**Goal of the exercise**. Extract from the material below, unchanged, the lines between the one holding "- profile-name: Danilo" and the one holding "- unicorn-icon: [760, 340, 852, 410]", inclusive.

**Material for this exercise**.
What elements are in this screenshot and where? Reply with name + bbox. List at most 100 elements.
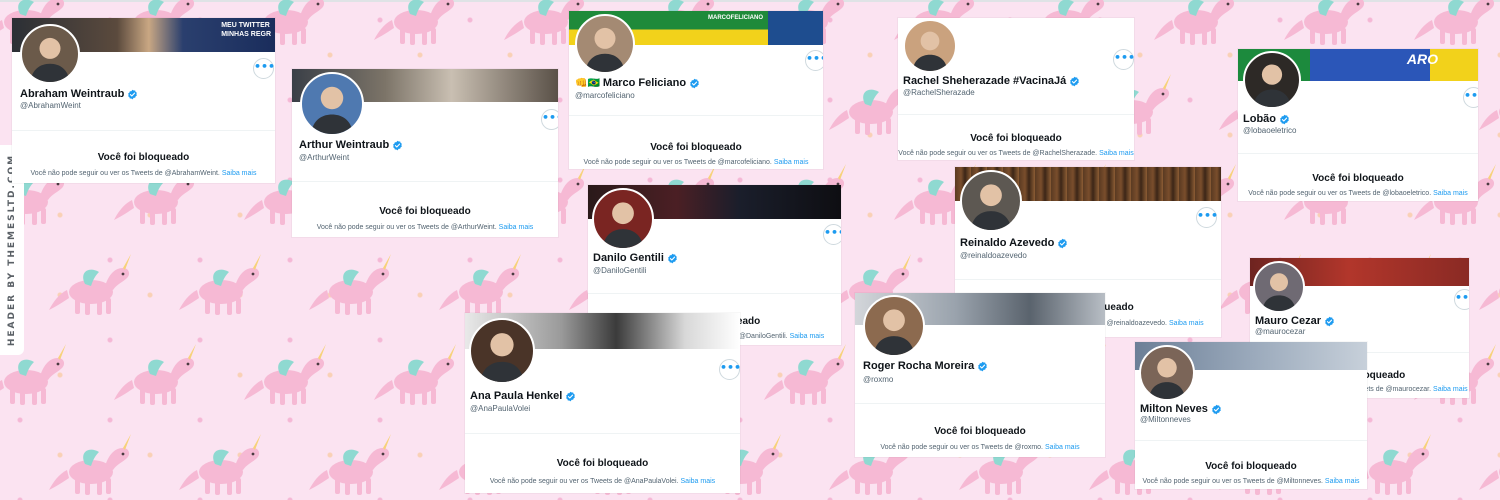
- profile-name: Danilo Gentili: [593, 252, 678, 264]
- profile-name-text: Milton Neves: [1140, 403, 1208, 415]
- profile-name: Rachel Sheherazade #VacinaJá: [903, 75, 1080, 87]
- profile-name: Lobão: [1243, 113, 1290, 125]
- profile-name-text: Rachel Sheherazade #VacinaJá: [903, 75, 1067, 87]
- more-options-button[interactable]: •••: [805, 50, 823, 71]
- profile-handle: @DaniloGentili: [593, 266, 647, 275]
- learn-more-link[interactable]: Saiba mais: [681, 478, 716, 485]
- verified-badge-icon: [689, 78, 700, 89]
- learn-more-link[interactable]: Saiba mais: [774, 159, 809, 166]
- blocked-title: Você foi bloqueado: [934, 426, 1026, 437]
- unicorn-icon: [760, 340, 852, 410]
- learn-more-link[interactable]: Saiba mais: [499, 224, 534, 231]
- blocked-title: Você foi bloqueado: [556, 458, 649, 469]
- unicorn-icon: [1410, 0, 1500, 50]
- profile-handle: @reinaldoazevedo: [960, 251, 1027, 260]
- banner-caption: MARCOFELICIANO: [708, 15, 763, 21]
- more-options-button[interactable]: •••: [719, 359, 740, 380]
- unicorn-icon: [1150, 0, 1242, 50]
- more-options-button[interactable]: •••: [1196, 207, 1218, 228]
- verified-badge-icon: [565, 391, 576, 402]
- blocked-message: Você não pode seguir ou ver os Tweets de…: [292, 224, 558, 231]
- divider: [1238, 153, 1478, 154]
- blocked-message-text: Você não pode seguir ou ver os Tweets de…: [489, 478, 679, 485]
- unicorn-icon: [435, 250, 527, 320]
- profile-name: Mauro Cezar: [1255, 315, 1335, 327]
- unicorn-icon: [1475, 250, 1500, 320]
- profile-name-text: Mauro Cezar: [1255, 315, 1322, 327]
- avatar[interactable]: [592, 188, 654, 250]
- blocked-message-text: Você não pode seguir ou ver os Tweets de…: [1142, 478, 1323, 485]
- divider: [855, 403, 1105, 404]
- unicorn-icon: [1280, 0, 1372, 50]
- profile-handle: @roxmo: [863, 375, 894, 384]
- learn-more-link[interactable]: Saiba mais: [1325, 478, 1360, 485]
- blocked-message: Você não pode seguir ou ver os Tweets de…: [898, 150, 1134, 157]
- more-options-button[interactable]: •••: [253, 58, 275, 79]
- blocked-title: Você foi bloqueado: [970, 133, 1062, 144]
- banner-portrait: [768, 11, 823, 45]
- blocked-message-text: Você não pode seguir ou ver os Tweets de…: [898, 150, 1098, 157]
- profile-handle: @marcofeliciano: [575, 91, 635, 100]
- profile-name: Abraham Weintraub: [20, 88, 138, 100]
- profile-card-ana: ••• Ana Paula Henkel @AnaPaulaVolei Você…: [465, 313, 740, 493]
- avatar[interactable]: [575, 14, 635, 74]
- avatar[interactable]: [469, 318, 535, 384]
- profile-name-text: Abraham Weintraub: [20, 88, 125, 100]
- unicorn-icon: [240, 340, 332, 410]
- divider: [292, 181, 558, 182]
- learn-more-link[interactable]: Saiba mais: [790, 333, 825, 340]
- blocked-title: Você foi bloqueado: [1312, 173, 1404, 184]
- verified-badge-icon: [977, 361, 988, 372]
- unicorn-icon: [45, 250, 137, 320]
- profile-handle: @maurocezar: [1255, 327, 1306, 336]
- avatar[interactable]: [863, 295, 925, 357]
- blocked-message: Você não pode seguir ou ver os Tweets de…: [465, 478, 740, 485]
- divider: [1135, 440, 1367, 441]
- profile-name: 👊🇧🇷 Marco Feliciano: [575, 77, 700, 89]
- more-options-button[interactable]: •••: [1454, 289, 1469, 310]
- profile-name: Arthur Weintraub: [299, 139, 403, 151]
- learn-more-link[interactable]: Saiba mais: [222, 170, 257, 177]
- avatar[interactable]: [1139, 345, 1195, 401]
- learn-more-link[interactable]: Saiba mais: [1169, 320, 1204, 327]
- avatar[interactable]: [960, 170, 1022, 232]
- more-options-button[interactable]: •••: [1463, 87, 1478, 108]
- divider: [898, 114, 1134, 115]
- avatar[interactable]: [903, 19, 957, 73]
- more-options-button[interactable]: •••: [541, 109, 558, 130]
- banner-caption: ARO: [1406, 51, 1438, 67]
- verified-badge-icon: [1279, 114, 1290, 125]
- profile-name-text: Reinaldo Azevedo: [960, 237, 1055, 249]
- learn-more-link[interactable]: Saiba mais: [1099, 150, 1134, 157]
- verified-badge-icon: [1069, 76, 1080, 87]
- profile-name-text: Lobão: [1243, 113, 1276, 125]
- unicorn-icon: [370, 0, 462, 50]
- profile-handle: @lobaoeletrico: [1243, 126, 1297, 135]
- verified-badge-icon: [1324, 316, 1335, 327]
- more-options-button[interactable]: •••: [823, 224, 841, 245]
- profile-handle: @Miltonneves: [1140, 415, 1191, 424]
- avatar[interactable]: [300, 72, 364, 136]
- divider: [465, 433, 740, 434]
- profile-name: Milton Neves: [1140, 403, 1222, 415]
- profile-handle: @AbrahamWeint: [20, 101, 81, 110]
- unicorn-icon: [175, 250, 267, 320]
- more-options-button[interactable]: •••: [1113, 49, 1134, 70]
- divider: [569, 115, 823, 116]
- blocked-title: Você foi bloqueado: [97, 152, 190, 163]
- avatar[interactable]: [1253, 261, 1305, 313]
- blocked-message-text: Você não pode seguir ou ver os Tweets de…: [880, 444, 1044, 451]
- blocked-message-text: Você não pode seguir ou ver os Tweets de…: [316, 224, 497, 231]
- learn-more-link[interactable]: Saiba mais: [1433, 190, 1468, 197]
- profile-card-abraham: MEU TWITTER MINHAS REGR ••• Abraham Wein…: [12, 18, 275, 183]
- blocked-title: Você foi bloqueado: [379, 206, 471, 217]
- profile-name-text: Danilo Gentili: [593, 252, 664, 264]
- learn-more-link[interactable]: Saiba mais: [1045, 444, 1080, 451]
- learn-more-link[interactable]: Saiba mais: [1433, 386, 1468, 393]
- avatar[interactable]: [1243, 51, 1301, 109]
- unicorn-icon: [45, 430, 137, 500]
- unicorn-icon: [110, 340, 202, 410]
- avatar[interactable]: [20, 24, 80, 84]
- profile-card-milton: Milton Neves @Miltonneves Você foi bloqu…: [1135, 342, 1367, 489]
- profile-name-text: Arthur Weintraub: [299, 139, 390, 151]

---

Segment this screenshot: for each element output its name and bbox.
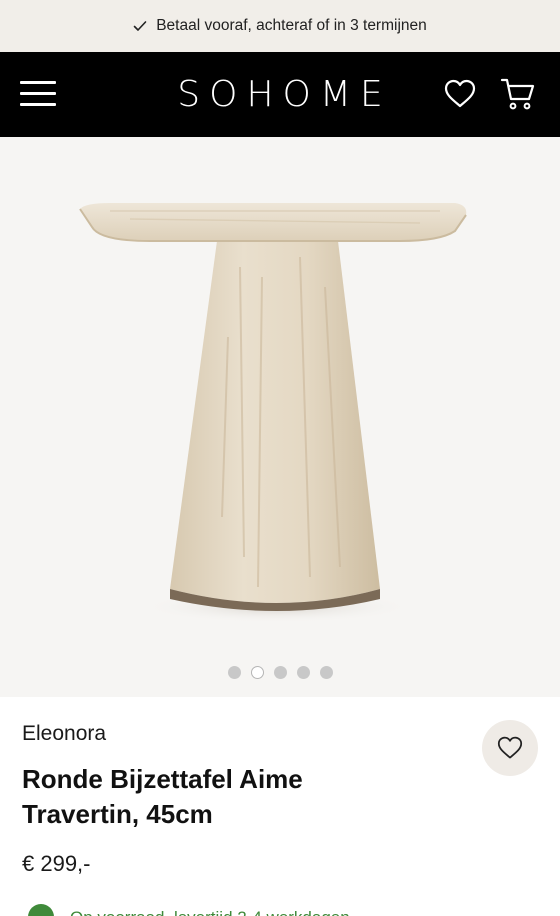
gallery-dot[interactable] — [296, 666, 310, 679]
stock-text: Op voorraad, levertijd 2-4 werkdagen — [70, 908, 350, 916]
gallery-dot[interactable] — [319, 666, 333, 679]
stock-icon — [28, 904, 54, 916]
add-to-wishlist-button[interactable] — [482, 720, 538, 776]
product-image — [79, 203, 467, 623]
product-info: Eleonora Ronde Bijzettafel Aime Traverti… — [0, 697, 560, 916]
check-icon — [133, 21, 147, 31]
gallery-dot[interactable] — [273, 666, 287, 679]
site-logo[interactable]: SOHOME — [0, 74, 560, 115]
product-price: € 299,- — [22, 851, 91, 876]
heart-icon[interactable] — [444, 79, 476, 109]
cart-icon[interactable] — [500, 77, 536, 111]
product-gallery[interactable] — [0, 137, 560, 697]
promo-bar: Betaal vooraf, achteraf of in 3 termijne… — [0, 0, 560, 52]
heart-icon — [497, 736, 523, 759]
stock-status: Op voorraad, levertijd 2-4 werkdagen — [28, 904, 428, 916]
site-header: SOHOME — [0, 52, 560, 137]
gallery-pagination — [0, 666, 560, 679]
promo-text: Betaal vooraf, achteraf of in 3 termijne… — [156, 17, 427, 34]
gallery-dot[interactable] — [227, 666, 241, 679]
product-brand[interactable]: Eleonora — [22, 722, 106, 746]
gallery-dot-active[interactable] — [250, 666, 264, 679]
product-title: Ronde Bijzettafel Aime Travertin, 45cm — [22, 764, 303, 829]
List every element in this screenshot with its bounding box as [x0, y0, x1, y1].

**Exercise answer**.
- profile-name: Danilo Gentili: [593, 252, 678, 264]
- profile-name-text: Milton Neves: [1140, 403, 1208, 415]
- profile-name: Rachel Sheherazade #VacinaJá: [903, 75, 1080, 87]
- profile-name: Lobão: [1243, 113, 1290, 125]
- profile-name-text: Rachel Sheherazade #VacinaJá: [903, 75, 1067, 87]
- more-options-button[interactable]: •••: [805, 50, 823, 71]
- profile-handle: @DaniloGentili: [593, 266, 647, 275]
- learn-more-link[interactable]: Saiba mais: [681, 478, 716, 485]
- verified-badge-icon: [689, 78, 700, 89]
- learn-more-link[interactable]: Saiba mais: [774, 159, 809, 166]
- blocked-title: Você foi bloqueado: [934, 426, 1026, 437]
- unicorn-icon: [760, 340, 852, 410]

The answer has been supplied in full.